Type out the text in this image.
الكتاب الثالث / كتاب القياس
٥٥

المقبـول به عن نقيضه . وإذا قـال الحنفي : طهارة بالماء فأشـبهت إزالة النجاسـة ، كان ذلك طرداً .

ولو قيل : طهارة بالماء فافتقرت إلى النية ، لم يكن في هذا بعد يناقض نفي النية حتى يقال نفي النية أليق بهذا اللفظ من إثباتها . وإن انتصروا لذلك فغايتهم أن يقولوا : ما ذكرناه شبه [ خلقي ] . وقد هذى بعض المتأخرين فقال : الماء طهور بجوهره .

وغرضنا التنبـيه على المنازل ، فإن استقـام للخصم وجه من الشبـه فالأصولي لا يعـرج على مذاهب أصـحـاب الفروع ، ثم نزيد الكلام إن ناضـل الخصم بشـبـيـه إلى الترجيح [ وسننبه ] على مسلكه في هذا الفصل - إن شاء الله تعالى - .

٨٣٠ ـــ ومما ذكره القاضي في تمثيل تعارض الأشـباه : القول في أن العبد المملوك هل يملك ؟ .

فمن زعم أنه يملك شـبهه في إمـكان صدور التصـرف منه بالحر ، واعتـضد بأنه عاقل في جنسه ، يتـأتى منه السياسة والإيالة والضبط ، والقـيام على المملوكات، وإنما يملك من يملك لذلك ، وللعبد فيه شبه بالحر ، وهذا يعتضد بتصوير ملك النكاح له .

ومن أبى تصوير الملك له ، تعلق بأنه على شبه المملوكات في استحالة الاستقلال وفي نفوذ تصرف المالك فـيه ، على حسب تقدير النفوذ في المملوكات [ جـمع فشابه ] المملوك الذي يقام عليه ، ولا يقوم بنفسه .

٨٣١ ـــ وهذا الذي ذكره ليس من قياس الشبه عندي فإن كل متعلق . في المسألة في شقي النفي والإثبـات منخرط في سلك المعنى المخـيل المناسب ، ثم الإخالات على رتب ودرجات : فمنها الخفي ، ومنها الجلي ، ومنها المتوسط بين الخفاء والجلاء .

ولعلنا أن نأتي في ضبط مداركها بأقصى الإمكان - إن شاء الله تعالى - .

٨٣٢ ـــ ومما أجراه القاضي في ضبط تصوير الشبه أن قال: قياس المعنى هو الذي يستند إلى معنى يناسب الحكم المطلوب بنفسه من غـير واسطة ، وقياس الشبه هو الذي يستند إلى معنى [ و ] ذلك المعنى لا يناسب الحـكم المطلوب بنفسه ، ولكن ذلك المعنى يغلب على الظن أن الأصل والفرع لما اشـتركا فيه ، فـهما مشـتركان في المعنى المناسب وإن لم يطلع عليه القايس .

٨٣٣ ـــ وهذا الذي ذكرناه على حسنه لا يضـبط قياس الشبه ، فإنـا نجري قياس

> [AIM] The full set of records should be duplicated exactly.

> [ANSWER TO THE EXERCISE]
Type out the text in this image.
الكتاب الثالث / كتاب القياس
٥٥

المقبـول به عن نقيضه . وإذا قـال الحنفي : طهارة بالماء فأشـبهت إزالة النجاسـة ، كان ذلك طرداً .

ولو قيل : طهارة بالماء فافتقرت إلى النية ، لم يكن في هذا بعد يناقض نفي النية حتى يقال نفي النية أليق بهذا اللفظ من إثباتها . وإن انتصروا لذلك فغايتهم أن يقولوا : ما ذكرناه شبه [ خلقي ] . وقد هذى بعض المتأخرين فقال : الماء طهور بجوهره .

وغرضنا التنبـيه على المنازل ، فإن استقـام للخصم وجه من الشبـه فالأصولي لا يعـرج على مذاهب أصـحـاب الفروع ، ثم نزيد الكلام إن ناضـل الخصم بشـبـيـه إلى الترجيح [ وسننبه ] على مسلكه في هذا الفصل - إن شاء الله تعالى - .

٨٣٠ ـــ ومما ذكره القاضي في تمثيل تعارض الأشـباه : القول في أن العبد المملوك هل يملك ؟ .

فمن زعم أنه يملك شـبهه في إمـكان صدور التصـرف منه بالحر ، واعتـضد بأنه عاقل في جنسه ، يتـأتى منه السياسة والإيالة والضبط ، والقـيام على المملوكات، وإنما يملك من يملك لذلك ، وللعبد فيه شبه بالحر ، وهذا يعتضد بتصوير ملك النكاح له .

ومن أبى تصوير الملك له ، تعلق بأنه على شبه المملوكات في استحالة الاستقلال وفي نفوذ تصرف المالك فـيه ، على حسب تقدير النفوذ في المملوكات [ جـمع فشابه ] المملوك الذي يقام عليه ، ولا يقوم بنفسه .

٨٣١ ـــ وهذا الذي ذكره ليس من قياس الشبه عندي فإن كل متعلق . في المسألة في شقي النفي والإثبـات منخرط في سلك المعنى المخـيل المناسب ، ثم الإخالات على رتب ودرجات : فمنها الخفي ، ومنها الجلي ، ومنها المتوسط بين الخفاء والجلاء .

ولعلنا أن نأتي في ضبط مداركها بأقصى الإمكان - إن شاء الله تعالى - .

٨٣٢ ـــ ومما أجراه القاضي في ضبط تصوير الشبه أن قال: قياس المعنى هو الذي يستند إلى معنى يناسب الحكم المطلوب بنفسه من غـير واسطة ، وقياس الشبه هو الذي يستند إلى معنى [ و ] ذلك المعنى لا يناسب الحـكم المطلوب بنفسه ، ولكن ذلك المعنى يغلب على الظن أن الأصل والفرع لما اشـتركا فيه ، فـهما مشـتركان في المعنى المناسب وإن لم يطلع عليه القايس .

٨٣٣ ـــ وهذا الذي ذكرناه على حسنه لا يضـبط قياس الشبه ، فإنـا نجري قياس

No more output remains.